Records for the task |
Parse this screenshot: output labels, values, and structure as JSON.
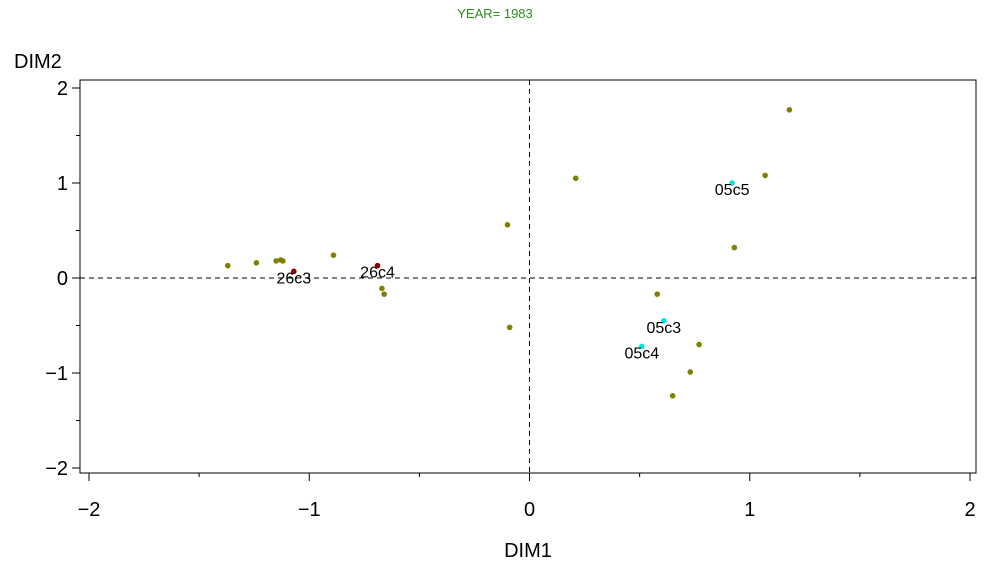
{
  "chart_data": {
    "type": "scatter",
    "title": "YEAR= 1983",
    "xlabel": "DIM1",
    "ylabel": "DIM2",
    "xlim": [
      -2,
      2
    ],
    "ylim": [
      -2,
      2
    ],
    "xticks": [
      -2,
      -1,
      0,
      1,
      2
    ],
    "yticks": [
      -2,
      -1,
      0,
      1,
      2
    ],
    "xtick_labels": [
      "−2",
      "−1",
      "0",
      "1",
      "2"
    ],
    "ytick_labels": [
      "−2",
      "−1",
      "0",
      "1",
      "2"
    ],
    "grid": false,
    "reference_lines": {
      "x": 0,
      "y": 0,
      "style": "dashed"
    },
    "colors": {
      "default": "#808000",
      "highlight_05": "#00e5e5",
      "highlight_26": "#8b0000",
      "title": "#2e8b1f"
    },
    "points": [
      {
        "x": -1.37,
        "y": 0.13,
        "label": ""
      },
      {
        "x": -1.24,
        "y": 0.16,
        "label": ""
      },
      {
        "x": -1.15,
        "y": 0.18,
        "label": ""
      },
      {
        "x": -1.13,
        "y": 0.19,
        "label": ""
      },
      {
        "x": -1.12,
        "y": 0.18,
        "label": ""
      },
      {
        "x": -1.07,
        "y": 0.07,
        "label": "26c3",
        "color": "#8b0000"
      },
      {
        "x": -0.89,
        "y": 0.24,
        "label": ""
      },
      {
        "x": -0.69,
        "y": 0.13,
        "label": "26c4",
        "color": "#8b0000"
      },
      {
        "x": -0.67,
        "y": -0.11,
        "label": ""
      },
      {
        "x": -0.66,
        "y": -0.17,
        "label": ""
      },
      {
        "x": -0.1,
        "y": 0.56,
        "label": ""
      },
      {
        "x": -0.09,
        "y": -0.52,
        "label": ""
      },
      {
        "x": 0.21,
        "y": 1.05,
        "label": ""
      },
      {
        "x": 0.58,
        "y": -0.17,
        "label": ""
      },
      {
        "x": 0.61,
        "y": -0.45,
        "label": "05c3",
        "color": "#00e5e5"
      },
      {
        "x": 0.51,
        "y": -0.72,
        "label": "05c4",
        "color": "#00e5e5"
      },
      {
        "x": 0.65,
        "y": -1.24,
        "label": ""
      },
      {
        "x": 0.73,
        "y": -0.99,
        "label": ""
      },
      {
        "x": 0.77,
        "y": -0.7,
        "label": ""
      },
      {
        "x": 0.92,
        "y": 1.0,
        "label": "05c5",
        "color": "#00e5e5"
      },
      {
        "x": 0.93,
        "y": 0.32,
        "label": ""
      },
      {
        "x": 1.07,
        "y": 1.08,
        "label": ""
      },
      {
        "x": 1.18,
        "y": 1.77,
        "label": ""
      }
    ]
  }
}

Given problem |
Reproduce every line precisely as given, omitting all pictures.

Exercise result |
Parse this screenshot: output labels, values, and structure as JSON.
{
  "chart_data": {
    "type": "scatter",
    "title": "YEAR= 1983",
    "xlabel": "DIM1",
    "ylabel": "DIM2",
    "xlim": [
      -2,
      2
    ],
    "ylim": [
      -2,
      2
    ],
    "xticks": [
      -2,
      -1,
      0,
      1,
      2
    ],
    "yticks": [
      -2,
      -1,
      0,
      1,
      2
    ],
    "xtick_labels": [
      "−2",
      "−1",
      "0",
      "1",
      "2"
    ],
    "ytick_labels": [
      "−2",
      "−1",
      "0",
      "1",
      "2"
    ],
    "grid": false,
    "reference_lines": {
      "x": 0,
      "y": 0,
      "style": "dashed"
    },
    "colors": {
      "default": "#808000",
      "highlight_05": "#00e5e5",
      "highlight_26": "#8b0000",
      "title": "#2e8b1f"
    },
    "points": [
      {
        "x": -1.37,
        "y": 0.13,
        "label": ""
      },
      {
        "x": -1.24,
        "y": 0.16,
        "label": ""
      },
      {
        "x": -1.15,
        "y": 0.18,
        "label": ""
      },
      {
        "x": -1.13,
        "y": 0.19,
        "label": ""
      },
      {
        "x": -1.12,
        "y": 0.18,
        "label": ""
      },
      {
        "x": -1.07,
        "y": 0.07,
        "label": "26c3",
        "color": "#8b0000"
      },
      {
        "x": -0.89,
        "y": 0.24,
        "label": ""
      },
      {
        "x": -0.69,
        "y": 0.13,
        "label": "26c4",
        "color": "#8b0000"
      },
      {
        "x": -0.67,
        "y": -0.11,
        "label": ""
      },
      {
        "x": -0.66,
        "y": -0.17,
        "label": ""
      },
      {
        "x": -0.1,
        "y": 0.56,
        "label": ""
      },
      {
        "x": -0.09,
        "y": -0.52,
        "label": ""
      },
      {
        "x": 0.21,
        "y": 1.05,
        "label": ""
      },
      {
        "x": 0.58,
        "y": -0.17,
        "label": ""
      },
      {
        "x": 0.61,
        "y": -0.45,
        "label": "05c3",
        "color": "#00e5e5"
      },
      {
        "x": 0.51,
        "y": -0.72,
        "label": "05c4",
        "color": "#00e5e5"
      },
      {
        "x": 0.65,
        "y": -1.24,
        "label": ""
      },
      {
        "x": 0.73,
        "y": -0.99,
        "label": ""
      },
      {
        "x": 0.77,
        "y": -0.7,
        "label": ""
      },
      {
        "x": 0.92,
        "y": 1.0,
        "label": "05c5",
        "color": "#00e5e5"
      },
      {
        "x": 0.93,
        "y": 0.32,
        "label": ""
      },
      {
        "x": 1.07,
        "y": 1.08,
        "label": ""
      },
      {
        "x": 1.18,
        "y": 1.77,
        "label": ""
      }
    ]
  }
}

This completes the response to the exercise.